> **Source records**:
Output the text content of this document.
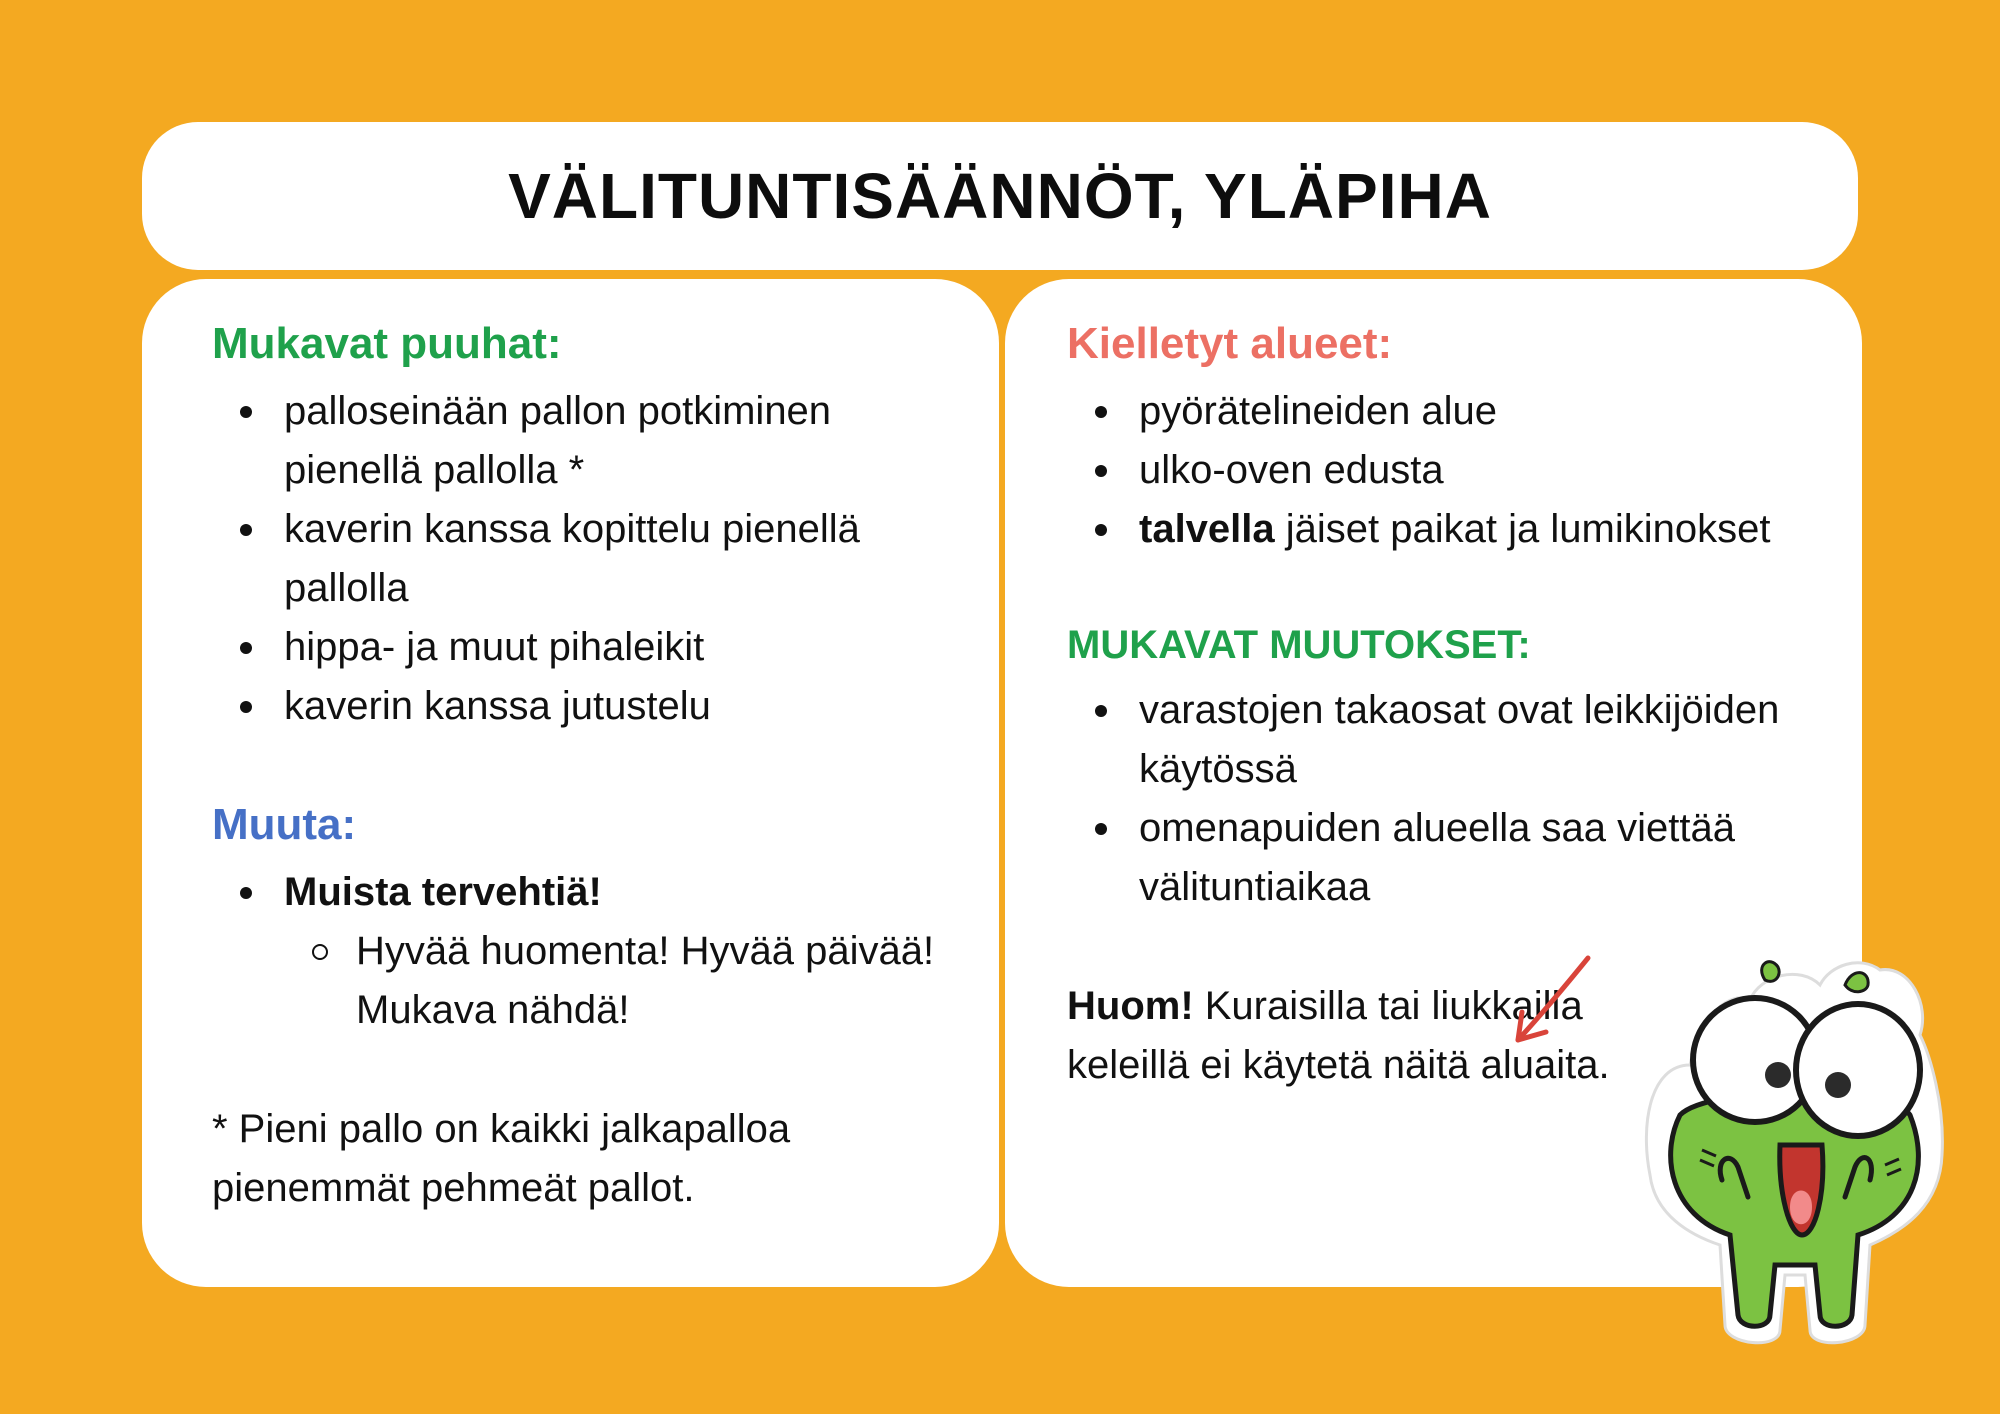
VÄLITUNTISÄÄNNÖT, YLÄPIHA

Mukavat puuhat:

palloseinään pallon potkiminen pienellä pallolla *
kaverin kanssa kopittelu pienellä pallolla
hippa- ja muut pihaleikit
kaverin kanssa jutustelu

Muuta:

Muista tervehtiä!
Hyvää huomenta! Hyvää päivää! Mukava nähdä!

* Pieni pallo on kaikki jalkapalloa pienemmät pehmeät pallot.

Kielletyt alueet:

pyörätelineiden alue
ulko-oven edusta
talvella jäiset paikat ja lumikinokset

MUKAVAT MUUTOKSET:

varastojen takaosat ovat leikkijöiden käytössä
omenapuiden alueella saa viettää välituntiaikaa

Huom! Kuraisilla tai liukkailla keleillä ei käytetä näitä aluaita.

> **Set task**: Copy each line containing the word "pallolla" from the data.

> **Result for this exercise**:
palloseinään pallon potkiminen pienellä pallolla *
kaverin kanssa kopittelu pienellä pallolla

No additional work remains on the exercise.